Exercise task
Print all of the data exactly as written.

Exercise material
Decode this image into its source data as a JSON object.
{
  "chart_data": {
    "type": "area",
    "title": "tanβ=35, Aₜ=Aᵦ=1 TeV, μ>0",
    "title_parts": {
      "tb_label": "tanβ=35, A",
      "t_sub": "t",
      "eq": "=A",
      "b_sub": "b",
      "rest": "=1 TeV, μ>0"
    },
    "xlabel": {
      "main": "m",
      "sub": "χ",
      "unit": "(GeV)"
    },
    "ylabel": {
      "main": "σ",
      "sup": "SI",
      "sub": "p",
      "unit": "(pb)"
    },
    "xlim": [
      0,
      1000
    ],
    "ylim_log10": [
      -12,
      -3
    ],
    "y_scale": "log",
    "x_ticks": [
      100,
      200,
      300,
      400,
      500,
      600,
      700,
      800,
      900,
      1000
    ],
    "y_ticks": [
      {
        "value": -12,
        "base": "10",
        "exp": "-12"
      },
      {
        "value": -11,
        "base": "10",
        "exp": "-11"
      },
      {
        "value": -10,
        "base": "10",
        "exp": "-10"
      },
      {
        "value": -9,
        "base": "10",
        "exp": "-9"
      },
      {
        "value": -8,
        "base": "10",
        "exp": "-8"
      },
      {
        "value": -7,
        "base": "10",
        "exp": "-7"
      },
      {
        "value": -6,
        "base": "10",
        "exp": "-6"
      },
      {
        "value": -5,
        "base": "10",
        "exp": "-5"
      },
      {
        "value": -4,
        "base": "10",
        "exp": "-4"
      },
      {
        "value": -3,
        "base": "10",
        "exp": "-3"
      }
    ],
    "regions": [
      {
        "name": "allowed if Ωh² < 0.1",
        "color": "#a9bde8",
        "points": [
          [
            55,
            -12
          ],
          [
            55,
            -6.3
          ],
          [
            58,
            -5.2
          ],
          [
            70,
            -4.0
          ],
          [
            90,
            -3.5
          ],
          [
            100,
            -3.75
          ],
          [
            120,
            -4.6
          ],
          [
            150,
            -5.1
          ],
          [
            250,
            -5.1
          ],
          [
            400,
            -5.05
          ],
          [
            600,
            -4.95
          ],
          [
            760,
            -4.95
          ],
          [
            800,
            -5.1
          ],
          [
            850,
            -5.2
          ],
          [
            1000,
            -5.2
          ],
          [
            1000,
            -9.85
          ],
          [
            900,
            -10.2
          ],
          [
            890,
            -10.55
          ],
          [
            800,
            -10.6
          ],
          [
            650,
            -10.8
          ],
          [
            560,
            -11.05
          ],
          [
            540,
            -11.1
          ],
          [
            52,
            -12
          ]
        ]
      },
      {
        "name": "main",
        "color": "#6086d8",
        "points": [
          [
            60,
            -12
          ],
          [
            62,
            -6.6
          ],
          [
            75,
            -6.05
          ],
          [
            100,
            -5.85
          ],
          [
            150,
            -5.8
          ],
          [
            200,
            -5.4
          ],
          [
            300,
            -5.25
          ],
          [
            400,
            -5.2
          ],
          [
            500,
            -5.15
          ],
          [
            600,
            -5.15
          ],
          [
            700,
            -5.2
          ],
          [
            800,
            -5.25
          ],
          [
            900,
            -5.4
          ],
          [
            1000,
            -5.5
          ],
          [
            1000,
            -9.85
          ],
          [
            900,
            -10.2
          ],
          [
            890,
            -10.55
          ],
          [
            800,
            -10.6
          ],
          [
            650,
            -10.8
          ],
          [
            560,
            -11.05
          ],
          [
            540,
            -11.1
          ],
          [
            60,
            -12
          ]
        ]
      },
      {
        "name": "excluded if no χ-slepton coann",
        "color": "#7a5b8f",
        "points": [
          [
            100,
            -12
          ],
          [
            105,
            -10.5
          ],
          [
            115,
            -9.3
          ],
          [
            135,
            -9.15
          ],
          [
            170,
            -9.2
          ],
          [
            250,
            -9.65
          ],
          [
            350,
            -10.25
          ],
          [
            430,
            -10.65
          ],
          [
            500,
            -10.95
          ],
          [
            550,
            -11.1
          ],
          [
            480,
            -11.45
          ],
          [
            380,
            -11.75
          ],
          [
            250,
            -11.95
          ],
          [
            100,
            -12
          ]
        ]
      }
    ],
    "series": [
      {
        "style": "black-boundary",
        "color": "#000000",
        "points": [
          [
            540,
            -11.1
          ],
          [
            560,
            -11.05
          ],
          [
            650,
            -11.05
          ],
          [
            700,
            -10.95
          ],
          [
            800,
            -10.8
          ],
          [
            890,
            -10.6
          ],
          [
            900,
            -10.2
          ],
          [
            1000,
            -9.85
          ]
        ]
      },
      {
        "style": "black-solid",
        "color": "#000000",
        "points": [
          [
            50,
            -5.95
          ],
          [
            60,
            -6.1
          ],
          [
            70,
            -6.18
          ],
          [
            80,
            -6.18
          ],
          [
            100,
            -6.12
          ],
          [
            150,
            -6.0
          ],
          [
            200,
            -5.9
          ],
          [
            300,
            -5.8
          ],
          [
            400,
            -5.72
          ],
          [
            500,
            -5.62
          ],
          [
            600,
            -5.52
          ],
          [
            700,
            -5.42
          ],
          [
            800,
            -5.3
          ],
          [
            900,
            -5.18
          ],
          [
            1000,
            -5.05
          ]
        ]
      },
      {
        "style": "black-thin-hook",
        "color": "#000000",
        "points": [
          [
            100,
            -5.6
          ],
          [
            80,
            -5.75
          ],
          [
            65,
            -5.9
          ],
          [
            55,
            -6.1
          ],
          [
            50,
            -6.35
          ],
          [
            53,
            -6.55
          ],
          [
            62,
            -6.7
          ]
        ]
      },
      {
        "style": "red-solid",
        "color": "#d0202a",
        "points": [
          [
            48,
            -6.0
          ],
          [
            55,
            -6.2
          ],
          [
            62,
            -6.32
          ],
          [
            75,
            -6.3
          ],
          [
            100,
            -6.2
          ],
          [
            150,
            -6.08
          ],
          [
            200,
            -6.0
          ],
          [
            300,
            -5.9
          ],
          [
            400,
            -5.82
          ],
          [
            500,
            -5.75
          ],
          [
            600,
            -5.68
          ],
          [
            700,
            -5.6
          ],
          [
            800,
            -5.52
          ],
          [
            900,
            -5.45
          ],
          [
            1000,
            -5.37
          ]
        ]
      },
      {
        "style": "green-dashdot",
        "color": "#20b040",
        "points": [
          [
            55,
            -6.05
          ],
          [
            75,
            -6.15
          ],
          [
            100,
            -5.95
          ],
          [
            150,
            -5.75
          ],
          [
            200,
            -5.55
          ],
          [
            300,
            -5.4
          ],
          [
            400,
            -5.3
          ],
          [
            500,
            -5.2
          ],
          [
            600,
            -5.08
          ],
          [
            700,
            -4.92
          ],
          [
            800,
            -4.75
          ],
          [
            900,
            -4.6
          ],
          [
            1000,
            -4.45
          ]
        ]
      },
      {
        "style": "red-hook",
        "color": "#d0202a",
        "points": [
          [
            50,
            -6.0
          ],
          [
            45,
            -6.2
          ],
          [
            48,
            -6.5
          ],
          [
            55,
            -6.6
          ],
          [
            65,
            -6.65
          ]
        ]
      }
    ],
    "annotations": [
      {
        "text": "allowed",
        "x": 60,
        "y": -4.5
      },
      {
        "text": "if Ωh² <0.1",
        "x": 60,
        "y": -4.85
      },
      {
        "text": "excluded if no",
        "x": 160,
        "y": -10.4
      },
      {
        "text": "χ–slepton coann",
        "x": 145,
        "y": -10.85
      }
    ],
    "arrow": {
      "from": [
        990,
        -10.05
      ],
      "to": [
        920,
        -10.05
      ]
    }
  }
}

Solution for this exercise
Decode this image into its source data as a JSON object.
{
  "chart_data": {
    "type": "area",
    "title": "tanβ=35, Aₜ=Aᵦ=1 TeV, μ>0",
    "title_parts": {
      "tb_label": "tanβ=35, A",
      "t_sub": "t",
      "eq": "=A",
      "b_sub": "b",
      "rest": "=1 TeV, μ>0"
    },
    "xlabel": {
      "main": "m",
      "sub": "χ",
      "unit": "(GeV)"
    },
    "ylabel": {
      "main": "σ",
      "sup": "SI",
      "sub": "p",
      "unit": "(pb)"
    },
    "xlim": [
      0,
      1000
    ],
    "ylim_log10": [
      -12,
      -3
    ],
    "y_scale": "log",
    "x_ticks": [
      100,
      200,
      300,
      400,
      500,
      600,
      700,
      800,
      900,
      1000
    ],
    "y_ticks": [
      {
        "value": -12,
        "base": "10",
        "exp": "-12"
      },
      {
        "value": -11,
        "base": "10",
        "exp": "-11"
      },
      {
        "value": -10,
        "base": "10",
        "exp": "-10"
      },
      {
        "value": -9,
        "base": "10",
        "exp": "-9"
      },
      {
        "value": -8,
        "base": "10",
        "exp": "-8"
      },
      {
        "value": -7,
        "base": "10",
        "exp": "-7"
      },
      {
        "value": -6,
        "base": "10",
        "exp": "-6"
      },
      {
        "value": -5,
        "base": "10",
        "exp": "-5"
      },
      {
        "value": -4,
        "base": "10",
        "exp": "-4"
      },
      {
        "value": -3,
        "base": "10",
        "exp": "-3"
      }
    ],
    "regions": [
      {
        "name": "allowed if Ωh² < 0.1",
        "color": "#a9bde8",
        "points": [
          [
            55,
            -12
          ],
          [
            55,
            -6.3
          ],
          [
            58,
            -5.2
          ],
          [
            70,
            -4.0
          ],
          [
            90,
            -3.5
          ],
          [
            100,
            -3.75
          ],
          [
            120,
            -4.6
          ],
          [
            150,
            -5.1
          ],
          [
            250,
            -5.1
          ],
          [
            400,
            -5.05
          ],
          [
            600,
            -4.95
          ],
          [
            760,
            -4.95
          ],
          [
            800,
            -5.1
          ],
          [
            850,
            -5.2
          ],
          [
            1000,
            -5.2
          ],
          [
            1000,
            -9.85
          ],
          [
            900,
            -10.2
          ],
          [
            890,
            -10.55
          ],
          [
            800,
            -10.6
          ],
          [
            650,
            -10.8
          ],
          [
            560,
            -11.05
          ],
          [
            540,
            -11.1
          ],
          [
            52,
            -12
          ]
        ]
      },
      {
        "name": "main",
        "color": "#6086d8",
        "points": [
          [
            60,
            -12
          ],
          [
            62,
            -6.6
          ],
          [
            75,
            -6.05
          ],
          [
            100,
            -5.85
          ],
          [
            150,
            -5.8
          ],
          [
            200,
            -5.4
          ],
          [
            300,
            -5.25
          ],
          [
            400,
            -5.2
          ],
          [
            500,
            -5.15
          ],
          [
            600,
            -5.15
          ],
          [
            700,
            -5.2
          ],
          [
            800,
            -5.25
          ],
          [
            900,
            -5.4
          ],
          [
            1000,
            -5.5
          ],
          [
            1000,
            -9.85
          ],
          [
            900,
            -10.2
          ],
          [
            890,
            -10.55
          ],
          [
            800,
            -10.6
          ],
          [
            650,
            -10.8
          ],
          [
            560,
            -11.05
          ],
          [
            540,
            -11.1
          ],
          [
            60,
            -12
          ]
        ]
      },
      {
        "name": "excluded if no χ-slepton coann",
        "color": "#7a5b8f",
        "points": [
          [
            100,
            -12
          ],
          [
            105,
            -10.5
          ],
          [
            115,
            -9.3
          ],
          [
            135,
            -9.15
          ],
          [
            170,
            -9.2
          ],
          [
            250,
            -9.65
          ],
          [
            350,
            -10.25
          ],
          [
            430,
            -10.65
          ],
          [
            500,
            -10.95
          ],
          [
            550,
            -11.1
          ],
          [
            480,
            -11.45
          ],
          [
            380,
            -11.75
          ],
          [
            250,
            -11.95
          ],
          [
            100,
            -12
          ]
        ]
      }
    ],
    "series": [
      {
        "style": "black-boundary",
        "color": "#000000",
        "points": [
          [
            540,
            -11.1
          ],
          [
            560,
            -11.05
          ],
          [
            650,
            -11.05
          ],
          [
            700,
            -10.95
          ],
          [
            800,
            -10.8
          ],
          [
            890,
            -10.6
          ],
          [
            900,
            -10.2
          ],
          [
            1000,
            -9.85
          ]
        ]
      },
      {
        "style": "black-solid",
        "color": "#000000",
        "points": [
          [
            50,
            -5.95
          ],
          [
            60,
            -6.1
          ],
          [
            70,
            -6.18
          ],
          [
            80,
            -6.18
          ],
          [
            100,
            -6.12
          ],
          [
            150,
            -6.0
          ],
          [
            200,
            -5.9
          ],
          [
            300,
            -5.8
          ],
          [
            400,
            -5.72
          ],
          [
            500,
            -5.62
          ],
          [
            600,
            -5.52
          ],
          [
            700,
            -5.42
          ],
          [
            800,
            -5.3
          ],
          [
            900,
            -5.18
          ],
          [
            1000,
            -5.05
          ]
        ]
      },
      {
        "style": "black-thin-hook",
        "color": "#000000",
        "points": [
          [
            100,
            -5.6
          ],
          [
            80,
            -5.75
          ],
          [
            65,
            -5.9
          ],
          [
            55,
            -6.1
          ],
          [
            50,
            -6.35
          ],
          [
            53,
            -6.55
          ],
          [
            62,
            -6.7
          ]
        ]
      },
      {
        "style": "red-solid",
        "color": "#d0202a",
        "points": [
          [
            48,
            -6.0
          ],
          [
            55,
            -6.2
          ],
          [
            62,
            -6.32
          ],
          [
            75,
            -6.3
          ],
          [
            100,
            -6.2
          ],
          [
            150,
            -6.08
          ],
          [
            200,
            -6.0
          ],
          [
            300,
            -5.9
          ],
          [
            400,
            -5.82
          ],
          [
            500,
            -5.75
          ],
          [
            600,
            -5.68
          ],
          [
            700,
            -5.6
          ],
          [
            800,
            -5.52
          ],
          [
            900,
            -5.45
          ],
          [
            1000,
            -5.37
          ]
        ]
      },
      {
        "style": "green-dashdot",
        "color": "#20b040",
        "points": [
          [
            55,
            -6.05
          ],
          [
            75,
            -6.15
          ],
          [
            100,
            -5.95
          ],
          [
            150,
            -5.75
          ],
          [
            200,
            -5.55
          ],
          [
            300,
            -5.4
          ],
          [
            400,
            -5.3
          ],
          [
            500,
            -5.2
          ],
          [
            600,
            -5.08
          ],
          [
            700,
            -4.92
          ],
          [
            800,
            -4.75
          ],
          [
            900,
            -4.6
          ],
          [
            1000,
            -4.45
          ]
        ]
      },
      {
        "style": "red-hook",
        "color": "#d0202a",
        "points": [
          [
            50,
            -6.0
          ],
          [
            45,
            -6.2
          ],
          [
            48,
            -6.5
          ],
          [
            55,
            -6.6
          ],
          [
            65,
            -6.65
          ]
        ]
      }
    ],
    "annotations": [
      {
        "text": "allowed",
        "x": 60,
        "y": -4.5
      },
      {
        "text": "if Ωh² <0.1",
        "x": 60,
        "y": -4.85
      },
      {
        "text": "excluded if no",
        "x": 160,
        "y": -10.4
      },
      {
        "text": "χ–slepton coann",
        "x": 145,
        "y": -10.85
      }
    ],
    "arrow": {
      "from": [
        990,
        -10.05
      ],
      "to": [
        920,
        -10.05
      ]
    }
  }
}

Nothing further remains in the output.